> Extracted records:
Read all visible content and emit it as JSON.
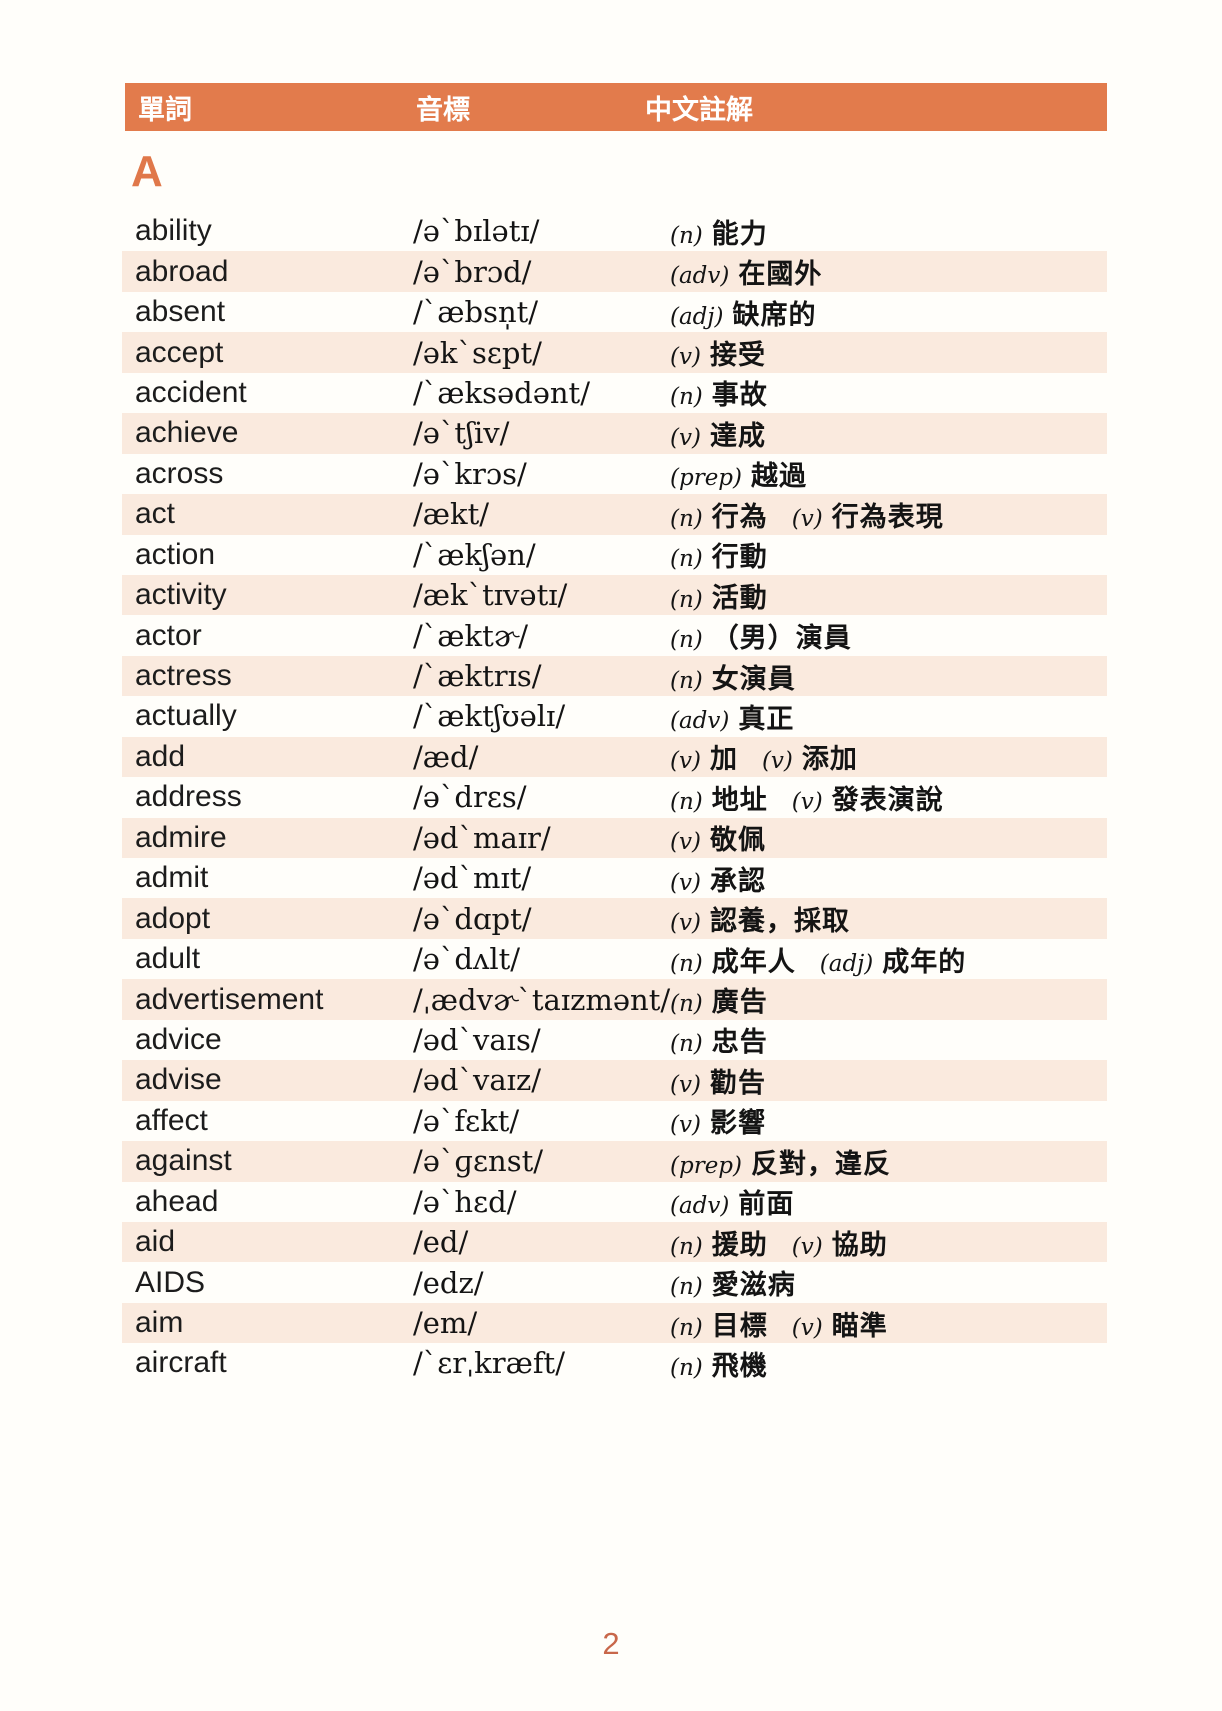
{
  "colors": {
    "header_bg": "#E27B4C",
    "stripe": "#FAEADE",
    "accent": "#E0784A",
    "page_number_color": "#C8674A"
  },
  "header": {
    "col_word": "單詞",
    "col_phonetic": "音標",
    "col_chinese": "中文註解"
  },
  "section_letter": "A",
  "page": {
    "number": "2"
  },
  "table": {
    "rows": [
      {
        "word": "ability",
        "phonetic": "/ə`bɪlətɪ/",
        "senses": [
          {
            "pos": "(n)",
            "zh": "能力"
          }
        ]
      },
      {
        "word": "abroad",
        "phonetic": "/ə`brɔd/",
        "senses": [
          {
            "pos": "(adv)",
            "zh": "在國外"
          }
        ]
      },
      {
        "word": "absent",
        "phonetic": "/`æbsn̩t/",
        "senses": [
          {
            "pos": "(adj)",
            "zh": "缺席的"
          }
        ]
      },
      {
        "word": "accept",
        "phonetic": "/ək`sɛpt/",
        "senses": [
          {
            "pos": "(v)",
            "zh": "接受"
          }
        ]
      },
      {
        "word": "accident",
        "phonetic": "/`æksədənt/",
        "senses": [
          {
            "pos": "(n)",
            "zh": "事故"
          }
        ]
      },
      {
        "word": "achieve",
        "phonetic": "/ə`tʃiv/",
        "senses": [
          {
            "pos": "(v)",
            "zh": "達成"
          }
        ]
      },
      {
        "word": "across",
        "phonetic": "/ə`krɔs/",
        "senses": [
          {
            "pos": "(prep)",
            "zh": "越過"
          }
        ]
      },
      {
        "word": "act",
        "phonetic": "/ækt/",
        "senses": [
          {
            "pos": "(n)",
            "zh": "行為"
          },
          {
            "pos": "(v)",
            "zh": "行為表現"
          }
        ]
      },
      {
        "word": "action",
        "phonetic": "/`ækʃən/",
        "senses": [
          {
            "pos": "(n)",
            "zh": "行動"
          }
        ]
      },
      {
        "word": "activity",
        "phonetic": "/æk`tɪvətɪ/",
        "senses": [
          {
            "pos": "(n)",
            "zh": "活動"
          }
        ]
      },
      {
        "word": "actor",
        "phonetic": "/`æktɚ/",
        "senses": [
          {
            "pos": "(n)",
            "zh": "（男）演員"
          }
        ]
      },
      {
        "word": "actress",
        "phonetic": "/`æktrɪs/",
        "senses": [
          {
            "pos": "(n)",
            "zh": "女演員"
          }
        ]
      },
      {
        "word": "actually",
        "phonetic": "/`æktʃʊəlɪ/",
        "senses": [
          {
            "pos": "(adv)",
            "zh": "真正"
          }
        ]
      },
      {
        "word": "add",
        "phonetic": "/æd/",
        "senses": [
          {
            "pos": "(v)",
            "zh": "加"
          },
          {
            "pos": "(v)",
            "zh": "添加"
          }
        ]
      },
      {
        "word": "address",
        "phonetic": "/ə`drɛs/",
        "senses": [
          {
            "pos": "(n)",
            "zh": "地址"
          },
          {
            "pos": "(v)",
            "zh": "發表演說"
          }
        ]
      },
      {
        "word": "admire",
        "phonetic": "/əd`maɪr/",
        "senses": [
          {
            "pos": "(v)",
            "zh": "敬佩"
          }
        ]
      },
      {
        "word": "admit",
        "phonetic": "/əd`mɪt/",
        "senses": [
          {
            "pos": "(v)",
            "zh": "承認"
          }
        ]
      },
      {
        "word": "adopt",
        "phonetic": "/ə`dɑpt/",
        "senses": [
          {
            "pos": "(v)",
            "zh": "認養，採取"
          }
        ]
      },
      {
        "word": "adult",
        "phonetic": "/ə`dʌlt/",
        "senses": [
          {
            "pos": "(n)",
            "zh": "成年人"
          },
          {
            "pos": "(adj)",
            "zh": "成年的"
          }
        ]
      },
      {
        "word": "advertisement",
        "phonetic": "/ˌædvɚ`taɪzmənt/",
        "senses": [
          {
            "pos": "(n)",
            "zh": "廣告"
          }
        ]
      },
      {
        "word": "advice",
        "phonetic": "/əd`vaɪs/",
        "senses": [
          {
            "pos": "(n)",
            "zh": "忠告"
          }
        ]
      },
      {
        "word": "advise",
        "phonetic": "/əd`vaɪz/",
        "senses": [
          {
            "pos": "(v)",
            "zh": "勸告"
          }
        ]
      },
      {
        "word": "affect",
        "phonetic": "/ə`fɛkt/",
        "senses": [
          {
            "pos": "(v)",
            "zh": "影響"
          }
        ]
      },
      {
        "word": "against",
        "phonetic": "/ə`ɡɛnst/",
        "senses": [
          {
            "pos": "(prep)",
            "zh": "反對，違反"
          }
        ]
      },
      {
        "word": "ahead",
        "phonetic": "/ə`hɛd/",
        "senses": [
          {
            "pos": "(adv)",
            "zh": "前面"
          }
        ]
      },
      {
        "word": "aid",
        "phonetic": "/ed/",
        "senses": [
          {
            "pos": "(n)",
            "zh": "援助"
          },
          {
            "pos": "(v)",
            "zh": "協助"
          }
        ]
      },
      {
        "word": "AIDS",
        "phonetic": "/edz/",
        "senses": [
          {
            "pos": "(n)",
            "zh": "愛滋病"
          }
        ]
      },
      {
        "word": "aim",
        "phonetic": "/em/",
        "senses": [
          {
            "pos": "(n)",
            "zh": "目標"
          },
          {
            "pos": "(v)",
            "zh": "瞄準"
          }
        ]
      },
      {
        "word": "aircraft",
        "phonetic": "/`ɛrˌkræft/",
        "senses": [
          {
            "pos": "(n)",
            "zh": "飛機"
          }
        ]
      }
    ]
  }
}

> Work instructions:
Transcribe the full listing above exactly, with the images removed.

> Task output:
Read all visible content and emit it as JSON.
{
  "colors": {
    "header_bg": "#E27B4C",
    "stripe": "#FAEADE",
    "accent": "#E0784A",
    "page_number_color": "#C8674A"
  },
  "header": {
    "col_word": "單詞",
    "col_phonetic": "音標",
    "col_chinese": "中文註解"
  },
  "section_letter": "A",
  "page": {
    "number": "2"
  },
  "table": {
    "rows": [
      {
        "word": "ability",
        "phonetic": "/ə`bɪlətɪ/",
        "senses": [
          {
            "pos": "(n)",
            "zh": "能力"
          }
        ]
      },
      {
        "word": "abroad",
        "phonetic": "/ə`brɔd/",
        "senses": [
          {
            "pos": "(adv)",
            "zh": "在國外"
          }
        ]
      },
      {
        "word": "absent",
        "phonetic": "/`æbsn̩t/",
        "senses": [
          {
            "pos": "(adj)",
            "zh": "缺席的"
          }
        ]
      },
      {
        "word": "accept",
        "phonetic": "/ək`sɛpt/",
        "senses": [
          {
            "pos": "(v)",
            "zh": "接受"
          }
        ]
      },
      {
        "word": "accident",
        "phonetic": "/`æksədənt/",
        "senses": [
          {
            "pos": "(n)",
            "zh": "事故"
          }
        ]
      },
      {
        "word": "achieve",
        "phonetic": "/ə`tʃiv/",
        "senses": [
          {
            "pos": "(v)",
            "zh": "達成"
          }
        ]
      },
      {
        "word": "across",
        "phonetic": "/ə`krɔs/",
        "senses": [
          {
            "pos": "(prep)",
            "zh": "越過"
          }
        ]
      },
      {
        "word": "act",
        "phonetic": "/ækt/",
        "senses": [
          {
            "pos": "(n)",
            "zh": "行為"
          },
          {
            "pos": "(v)",
            "zh": "行為表現"
          }
        ]
      },
      {
        "word": "action",
        "phonetic": "/`ækʃən/",
        "senses": [
          {
            "pos": "(n)",
            "zh": "行動"
          }
        ]
      },
      {
        "word": "activity",
        "phonetic": "/æk`tɪvətɪ/",
        "senses": [
          {
            "pos": "(n)",
            "zh": "活動"
          }
        ]
      },
      {
        "word": "actor",
        "phonetic": "/`æktɚ/",
        "senses": [
          {
            "pos": "(n)",
            "zh": "（男）演員"
          }
        ]
      },
      {
        "word": "actress",
        "phonetic": "/`æktrɪs/",
        "senses": [
          {
            "pos": "(n)",
            "zh": "女演員"
          }
        ]
      },
      {
        "word": "actually",
        "phonetic": "/`æktʃʊəlɪ/",
        "senses": [
          {
            "pos": "(adv)",
            "zh": "真正"
          }
        ]
      },
      {
        "word": "add",
        "phonetic": "/æd/",
        "senses": [
          {
            "pos": "(v)",
            "zh": "加"
          },
          {
            "pos": "(v)",
            "zh": "添加"
          }
        ]
      },
      {
        "word": "address",
        "phonetic": "/ə`drɛs/",
        "senses": [
          {
            "pos": "(n)",
            "zh": "地址"
          },
          {
            "pos": "(v)",
            "zh": "發表演說"
          }
        ]
      },
      {
        "word": "admire",
        "phonetic": "/əd`maɪr/",
        "senses": [
          {
            "pos": "(v)",
            "zh": "敬佩"
          }
        ]
      },
      {
        "word": "admit",
        "phonetic": "/əd`mɪt/",
        "senses": [
          {
            "pos": "(v)",
            "zh": "承認"
          }
        ]
      },
      {
        "word": "adopt",
        "phonetic": "/ə`dɑpt/",
        "senses": [
          {
            "pos": "(v)",
            "zh": "認養，採取"
          }
        ]
      },
      {
        "word": "adult",
        "phonetic": "/ə`dʌlt/",
        "senses": [
          {
            "pos": "(n)",
            "zh": "成年人"
          },
          {
            "pos": "(adj)",
            "zh": "成年的"
          }
        ]
      },
      {
        "word": "advertisement",
        "phonetic": "/ˌædvɚ`taɪzmənt/",
        "senses": [
          {
            "pos": "(n)",
            "zh": "廣告"
          }
        ]
      },
      {
        "word": "advice",
        "phonetic": "/əd`vaɪs/",
        "senses": [
          {
            "pos": "(n)",
            "zh": "忠告"
          }
        ]
      },
      {
        "word": "advise",
        "phonetic": "/əd`vaɪz/",
        "senses": [
          {
            "pos": "(v)",
            "zh": "勸告"
          }
        ]
      },
      {
        "word": "affect",
        "phonetic": "/ə`fɛkt/",
        "senses": [
          {
            "pos": "(v)",
            "zh": "影響"
          }
        ]
      },
      {
        "word": "against",
        "phonetic": "/ə`ɡɛnst/",
        "senses": [
          {
            "pos": "(prep)",
            "zh": "反對，違反"
          }
        ]
      },
      {
        "word": "ahead",
        "phonetic": "/ə`hɛd/",
        "senses": [
          {
            "pos": "(adv)",
            "zh": "前面"
          }
        ]
      },
      {
        "word": "aid",
        "phonetic": "/ed/",
        "senses": [
          {
            "pos": "(n)",
            "zh": "援助"
          },
          {
            "pos": "(v)",
            "zh": "協助"
          }
        ]
      },
      {
        "word": "AIDS",
        "phonetic": "/edz/",
        "senses": [
          {
            "pos": "(n)",
            "zh": "愛滋病"
          }
        ]
      },
      {
        "word": "aim",
        "phonetic": "/em/",
        "senses": [
          {
            "pos": "(n)",
            "zh": "目標"
          },
          {
            "pos": "(v)",
            "zh": "瞄準"
          }
        ]
      },
      {
        "word": "aircraft",
        "phonetic": "/`ɛrˌkræft/",
        "senses": [
          {
            "pos": "(n)",
            "zh": "飛機"
          }
        ]
      }
    ]
  }
}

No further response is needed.